Write out all of the data exactly as it appears.
>> start GIVEN ENTRIES
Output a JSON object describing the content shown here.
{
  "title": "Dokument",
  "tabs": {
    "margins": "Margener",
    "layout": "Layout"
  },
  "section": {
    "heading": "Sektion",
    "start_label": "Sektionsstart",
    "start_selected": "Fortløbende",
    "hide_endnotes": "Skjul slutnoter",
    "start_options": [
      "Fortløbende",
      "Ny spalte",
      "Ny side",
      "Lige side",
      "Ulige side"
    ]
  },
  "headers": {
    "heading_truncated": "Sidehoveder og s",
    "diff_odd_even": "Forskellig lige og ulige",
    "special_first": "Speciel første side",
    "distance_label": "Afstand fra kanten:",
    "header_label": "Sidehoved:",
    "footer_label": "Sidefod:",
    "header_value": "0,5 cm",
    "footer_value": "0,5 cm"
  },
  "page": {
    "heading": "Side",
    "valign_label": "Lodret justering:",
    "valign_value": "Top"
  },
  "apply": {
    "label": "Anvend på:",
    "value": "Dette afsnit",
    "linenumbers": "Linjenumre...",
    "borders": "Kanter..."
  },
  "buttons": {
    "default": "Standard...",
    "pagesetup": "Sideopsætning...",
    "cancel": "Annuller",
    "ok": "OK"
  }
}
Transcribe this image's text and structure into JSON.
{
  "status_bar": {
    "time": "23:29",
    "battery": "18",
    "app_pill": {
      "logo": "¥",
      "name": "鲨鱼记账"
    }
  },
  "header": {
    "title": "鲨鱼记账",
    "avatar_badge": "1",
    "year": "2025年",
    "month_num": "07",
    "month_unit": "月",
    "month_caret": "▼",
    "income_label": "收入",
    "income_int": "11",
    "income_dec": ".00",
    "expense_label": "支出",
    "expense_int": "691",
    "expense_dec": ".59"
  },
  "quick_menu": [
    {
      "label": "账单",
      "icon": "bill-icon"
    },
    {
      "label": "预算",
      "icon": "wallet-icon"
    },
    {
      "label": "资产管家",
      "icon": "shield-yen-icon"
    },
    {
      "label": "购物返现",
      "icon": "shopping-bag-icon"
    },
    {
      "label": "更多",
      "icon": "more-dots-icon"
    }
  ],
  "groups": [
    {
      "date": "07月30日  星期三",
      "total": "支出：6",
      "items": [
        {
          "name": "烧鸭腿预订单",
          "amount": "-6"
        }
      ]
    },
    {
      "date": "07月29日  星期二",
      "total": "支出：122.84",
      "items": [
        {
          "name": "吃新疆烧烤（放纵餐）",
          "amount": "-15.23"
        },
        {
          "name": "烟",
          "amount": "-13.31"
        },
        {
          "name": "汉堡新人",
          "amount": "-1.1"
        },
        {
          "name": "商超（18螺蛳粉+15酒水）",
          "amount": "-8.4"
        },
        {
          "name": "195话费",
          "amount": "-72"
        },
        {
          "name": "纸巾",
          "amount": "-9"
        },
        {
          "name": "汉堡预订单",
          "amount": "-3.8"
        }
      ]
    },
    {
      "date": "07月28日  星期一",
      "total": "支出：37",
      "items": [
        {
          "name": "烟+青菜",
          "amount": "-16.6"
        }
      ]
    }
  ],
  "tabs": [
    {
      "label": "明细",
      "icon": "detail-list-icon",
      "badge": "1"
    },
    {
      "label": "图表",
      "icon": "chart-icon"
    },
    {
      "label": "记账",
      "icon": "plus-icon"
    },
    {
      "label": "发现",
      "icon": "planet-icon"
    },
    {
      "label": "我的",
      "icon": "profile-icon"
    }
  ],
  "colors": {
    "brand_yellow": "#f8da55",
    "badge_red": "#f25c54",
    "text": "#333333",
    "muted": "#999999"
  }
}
>> end GIVEN ENTRIES
_SOLUTION BELOW_:
Output a JSON object describing the content shown here.
{
  "title": "Dokument",
  "tabs": {
    "margins": "Margener",
    "layout": "Layout"
  },
  "section": {
    "heading": "Sektion",
    "start_label": "Sektionsstart",
    "start_selected": "Fortløbende",
    "hide_endnotes": "Skjul slutnoter",
    "start_options": [
      "Fortløbende",
      "Ny spalte",
      "Ny side",
      "Lige side",
      "Ulige side"
    ]
  },
  "headers": {
    "heading_truncated": "Sidehoveder og s",
    "diff_odd_even": "Forskellig lige og ulige",
    "special_first": "Speciel første side",
    "distance_label": "Afstand fra kanten:",
    "header_label": "Sidehoved:",
    "footer_label": "Sidefod:",
    "header_value": "0,5 cm",
    "footer_value": "0,5 cm"
  },
  "page": {
    "heading": "Side",
    "valign_label": "Lodret justering:",
    "valign_value": "Top"
  },
  "apply": {
    "label": "Anvend på:",
    "value": "Dette afsnit",
    "linenumbers": "Linjenumre...",
    "borders": "Kanter..."
  },
  "buttons": {
    "default": "Standard...",
    "pagesetup": "Sideopsætning...",
    "cancel": "Annuller",
    "ok": "OK"
  }
}
Transcribe this image's text and structure into JSON.
{
  "status_bar": {
    "time": "23:29",
    "battery": "18",
    "app_pill": {
      "logo": "¥",
      "name": "鲨鱼记账"
    }
  },
  "header": {
    "title": "鲨鱼记账",
    "avatar_badge": "1",
    "year": "2025年",
    "month_num": "07",
    "month_unit": "月",
    "month_caret": "▼",
    "income_label": "收入",
    "income_int": "11",
    "income_dec": ".00",
    "expense_label": "支出",
    "expense_int": "691",
    "expense_dec": ".59"
  },
  "quick_menu": [
    {
      "label": "账单",
      "icon": "bill-icon"
    },
    {
      "label": "预算",
      "icon": "wallet-icon"
    },
    {
      "label": "资产管家",
      "icon": "shield-yen-icon"
    },
    {
      "label": "购物返现",
      "icon": "shopping-bag-icon"
    },
    {
      "label": "更多",
      "icon": "more-dots-icon"
    }
  ],
  "groups": [
    {
      "date": "07月30日  星期三",
      "total": "支出：6",
      "items": [
        {
          "name": "烧鸭腿预订单",
          "amount": "-6"
        }
      ]
    },
    {
      "date": "07月29日  星期二",
      "total": "支出：122.84",
      "items": [
        {
          "name": "吃新疆烧烤（放纵餐）",
          "amount": "-15.23"
        },
        {
          "name": "烟",
          "amount": "-13.31"
        },
        {
          "name": "汉堡新人",
          "amount": "-1.1"
        },
        {
          "name": "商超（18螺蛳粉+15酒水）",
          "amount": "-8.4"
        },
        {
          "name": "195话费",
          "amount": "-72"
        },
        {
          "name": "纸巾",
          "amount": "-9"
        },
        {
          "name": "汉堡预订单",
          "amount": "-3.8"
        }
      ]
    },
    {
      "date": "07月28日  星期一",
      "total": "支出：37",
      "items": [
        {
          "name": "烟+青菜",
          "amount": "-16.6"
        }
      ]
    }
  ],
  "tabs": [
    {
      "label": "明细",
      "icon": "detail-list-icon",
      "badge": "1"
    },
    {
      "label": "图表",
      "icon": "chart-icon"
    },
    {
      "label": "记账",
      "icon": "plus-icon"
    },
    {
      "label": "发现",
      "icon": "planet-icon"
    },
    {
      "label": "我的",
      "icon": "profile-icon"
    }
  ],
  "colors": {
    "brand_yellow": "#f8da55",
    "badge_red": "#f25c54",
    "text": "#333333",
    "muted": "#999999"
  }
}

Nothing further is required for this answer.